» **Exercise**
Filter the data for lines with the word "xlabel", then copy every line so identified.

» **Task input**
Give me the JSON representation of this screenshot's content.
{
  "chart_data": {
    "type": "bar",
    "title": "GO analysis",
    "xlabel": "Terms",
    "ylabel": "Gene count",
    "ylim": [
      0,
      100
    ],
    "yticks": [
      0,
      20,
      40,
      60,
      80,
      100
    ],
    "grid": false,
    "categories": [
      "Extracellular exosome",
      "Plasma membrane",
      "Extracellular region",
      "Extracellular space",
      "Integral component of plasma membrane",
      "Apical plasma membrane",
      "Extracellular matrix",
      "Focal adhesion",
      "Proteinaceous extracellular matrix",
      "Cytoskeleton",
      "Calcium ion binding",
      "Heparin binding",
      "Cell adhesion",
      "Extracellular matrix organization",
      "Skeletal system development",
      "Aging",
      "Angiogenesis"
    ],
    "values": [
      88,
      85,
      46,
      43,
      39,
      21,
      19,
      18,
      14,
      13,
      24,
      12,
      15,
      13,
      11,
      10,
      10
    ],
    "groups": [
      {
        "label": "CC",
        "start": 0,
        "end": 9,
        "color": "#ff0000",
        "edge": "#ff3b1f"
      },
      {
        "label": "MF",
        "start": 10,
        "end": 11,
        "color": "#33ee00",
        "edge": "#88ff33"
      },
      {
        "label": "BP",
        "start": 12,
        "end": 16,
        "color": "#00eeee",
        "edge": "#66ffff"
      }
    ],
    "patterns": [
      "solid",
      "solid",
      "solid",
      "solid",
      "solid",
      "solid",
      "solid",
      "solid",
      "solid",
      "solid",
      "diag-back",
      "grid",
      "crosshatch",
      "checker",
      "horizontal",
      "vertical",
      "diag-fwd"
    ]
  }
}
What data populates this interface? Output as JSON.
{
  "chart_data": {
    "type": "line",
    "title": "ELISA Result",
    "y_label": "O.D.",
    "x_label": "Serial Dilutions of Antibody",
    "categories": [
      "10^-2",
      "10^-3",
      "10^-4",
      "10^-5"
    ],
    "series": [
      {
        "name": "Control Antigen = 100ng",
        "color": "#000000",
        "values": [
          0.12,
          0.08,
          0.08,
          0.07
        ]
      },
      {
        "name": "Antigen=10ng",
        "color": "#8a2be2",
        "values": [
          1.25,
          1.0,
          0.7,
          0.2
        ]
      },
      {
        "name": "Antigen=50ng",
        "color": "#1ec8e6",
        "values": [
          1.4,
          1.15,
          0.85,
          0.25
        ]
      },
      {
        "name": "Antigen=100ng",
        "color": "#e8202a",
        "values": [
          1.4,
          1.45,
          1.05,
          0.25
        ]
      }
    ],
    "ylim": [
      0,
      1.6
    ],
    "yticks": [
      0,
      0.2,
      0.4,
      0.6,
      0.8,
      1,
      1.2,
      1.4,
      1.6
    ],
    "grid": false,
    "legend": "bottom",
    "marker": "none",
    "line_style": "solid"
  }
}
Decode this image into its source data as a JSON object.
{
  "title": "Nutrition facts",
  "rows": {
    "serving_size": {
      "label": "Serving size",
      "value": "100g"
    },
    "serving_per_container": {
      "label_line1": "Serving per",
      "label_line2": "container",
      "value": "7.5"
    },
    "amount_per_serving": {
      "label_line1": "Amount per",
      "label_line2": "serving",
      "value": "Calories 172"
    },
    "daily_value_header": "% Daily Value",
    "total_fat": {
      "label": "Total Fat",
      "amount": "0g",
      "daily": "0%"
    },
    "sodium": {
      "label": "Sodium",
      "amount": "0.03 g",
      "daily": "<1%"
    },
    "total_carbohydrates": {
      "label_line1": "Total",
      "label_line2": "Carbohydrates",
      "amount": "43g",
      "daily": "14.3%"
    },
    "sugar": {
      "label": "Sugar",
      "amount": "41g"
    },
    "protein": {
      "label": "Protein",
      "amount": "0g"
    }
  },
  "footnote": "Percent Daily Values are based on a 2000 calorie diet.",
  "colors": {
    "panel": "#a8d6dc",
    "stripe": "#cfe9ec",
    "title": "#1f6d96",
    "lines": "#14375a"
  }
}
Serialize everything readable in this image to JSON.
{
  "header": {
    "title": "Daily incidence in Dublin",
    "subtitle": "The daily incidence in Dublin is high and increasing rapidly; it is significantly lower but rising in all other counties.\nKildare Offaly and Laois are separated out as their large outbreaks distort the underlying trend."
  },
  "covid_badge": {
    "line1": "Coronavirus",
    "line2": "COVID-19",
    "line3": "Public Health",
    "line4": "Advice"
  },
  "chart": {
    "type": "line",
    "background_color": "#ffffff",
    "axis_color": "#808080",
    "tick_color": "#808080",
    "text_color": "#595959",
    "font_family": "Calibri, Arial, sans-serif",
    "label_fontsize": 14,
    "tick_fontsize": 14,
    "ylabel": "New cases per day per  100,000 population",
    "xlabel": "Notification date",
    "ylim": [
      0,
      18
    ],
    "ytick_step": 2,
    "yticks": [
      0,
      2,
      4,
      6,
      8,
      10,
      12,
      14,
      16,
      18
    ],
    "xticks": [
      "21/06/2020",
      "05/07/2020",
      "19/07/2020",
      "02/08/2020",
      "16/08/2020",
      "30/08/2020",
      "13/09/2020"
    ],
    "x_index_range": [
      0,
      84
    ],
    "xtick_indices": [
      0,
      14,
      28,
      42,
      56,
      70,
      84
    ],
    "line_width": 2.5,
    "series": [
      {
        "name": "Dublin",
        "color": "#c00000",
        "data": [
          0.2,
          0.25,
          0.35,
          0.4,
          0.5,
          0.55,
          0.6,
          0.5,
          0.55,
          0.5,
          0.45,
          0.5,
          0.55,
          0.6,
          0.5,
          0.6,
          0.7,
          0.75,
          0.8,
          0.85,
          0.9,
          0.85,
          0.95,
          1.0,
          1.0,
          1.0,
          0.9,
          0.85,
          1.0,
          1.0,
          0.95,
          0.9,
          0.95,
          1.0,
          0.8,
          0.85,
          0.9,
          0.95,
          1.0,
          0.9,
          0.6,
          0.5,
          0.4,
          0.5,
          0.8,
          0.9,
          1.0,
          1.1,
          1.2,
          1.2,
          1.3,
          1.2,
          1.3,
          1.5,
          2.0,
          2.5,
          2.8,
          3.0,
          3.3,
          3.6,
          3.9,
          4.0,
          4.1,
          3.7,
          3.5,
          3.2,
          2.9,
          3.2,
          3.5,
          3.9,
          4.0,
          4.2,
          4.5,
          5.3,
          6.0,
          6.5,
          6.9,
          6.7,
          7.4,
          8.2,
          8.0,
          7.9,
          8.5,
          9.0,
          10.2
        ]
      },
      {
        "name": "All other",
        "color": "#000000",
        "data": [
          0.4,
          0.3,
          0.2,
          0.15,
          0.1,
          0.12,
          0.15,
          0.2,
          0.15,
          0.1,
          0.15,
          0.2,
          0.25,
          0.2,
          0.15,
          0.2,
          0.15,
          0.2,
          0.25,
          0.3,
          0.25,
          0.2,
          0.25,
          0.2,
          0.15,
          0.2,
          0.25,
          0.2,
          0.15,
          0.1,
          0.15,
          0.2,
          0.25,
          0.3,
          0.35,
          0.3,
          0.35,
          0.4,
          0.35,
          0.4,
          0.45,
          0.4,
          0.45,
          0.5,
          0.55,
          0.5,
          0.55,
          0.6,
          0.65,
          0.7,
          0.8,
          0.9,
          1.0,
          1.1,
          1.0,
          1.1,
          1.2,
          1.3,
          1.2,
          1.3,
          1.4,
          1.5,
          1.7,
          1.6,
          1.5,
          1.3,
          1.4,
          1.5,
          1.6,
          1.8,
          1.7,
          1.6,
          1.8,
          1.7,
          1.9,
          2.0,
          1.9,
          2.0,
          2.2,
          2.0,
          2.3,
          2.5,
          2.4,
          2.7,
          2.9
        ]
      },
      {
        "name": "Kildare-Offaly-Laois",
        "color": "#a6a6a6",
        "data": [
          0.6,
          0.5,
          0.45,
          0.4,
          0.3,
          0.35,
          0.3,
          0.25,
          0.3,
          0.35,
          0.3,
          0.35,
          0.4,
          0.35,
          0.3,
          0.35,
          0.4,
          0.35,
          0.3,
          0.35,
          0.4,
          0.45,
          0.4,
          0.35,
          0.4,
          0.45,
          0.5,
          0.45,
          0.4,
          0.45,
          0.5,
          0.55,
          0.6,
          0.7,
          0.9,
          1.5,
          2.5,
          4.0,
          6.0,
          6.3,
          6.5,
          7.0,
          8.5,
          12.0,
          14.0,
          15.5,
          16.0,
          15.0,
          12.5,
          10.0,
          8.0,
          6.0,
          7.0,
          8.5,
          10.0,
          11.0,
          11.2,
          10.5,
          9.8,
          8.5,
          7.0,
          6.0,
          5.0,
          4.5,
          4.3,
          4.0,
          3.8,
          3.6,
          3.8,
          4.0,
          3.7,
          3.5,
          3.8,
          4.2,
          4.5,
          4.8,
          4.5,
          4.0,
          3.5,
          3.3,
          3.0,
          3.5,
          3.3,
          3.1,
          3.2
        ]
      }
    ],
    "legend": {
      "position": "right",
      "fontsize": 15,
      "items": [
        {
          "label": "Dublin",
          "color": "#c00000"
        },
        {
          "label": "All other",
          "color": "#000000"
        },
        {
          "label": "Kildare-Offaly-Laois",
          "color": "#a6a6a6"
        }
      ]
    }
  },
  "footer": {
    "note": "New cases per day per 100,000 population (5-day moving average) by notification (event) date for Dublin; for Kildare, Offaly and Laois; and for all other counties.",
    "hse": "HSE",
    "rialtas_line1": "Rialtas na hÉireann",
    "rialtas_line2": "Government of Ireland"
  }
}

» **Task answer**
    "xlabel": "Terms",
    "xlabel": "Notification date",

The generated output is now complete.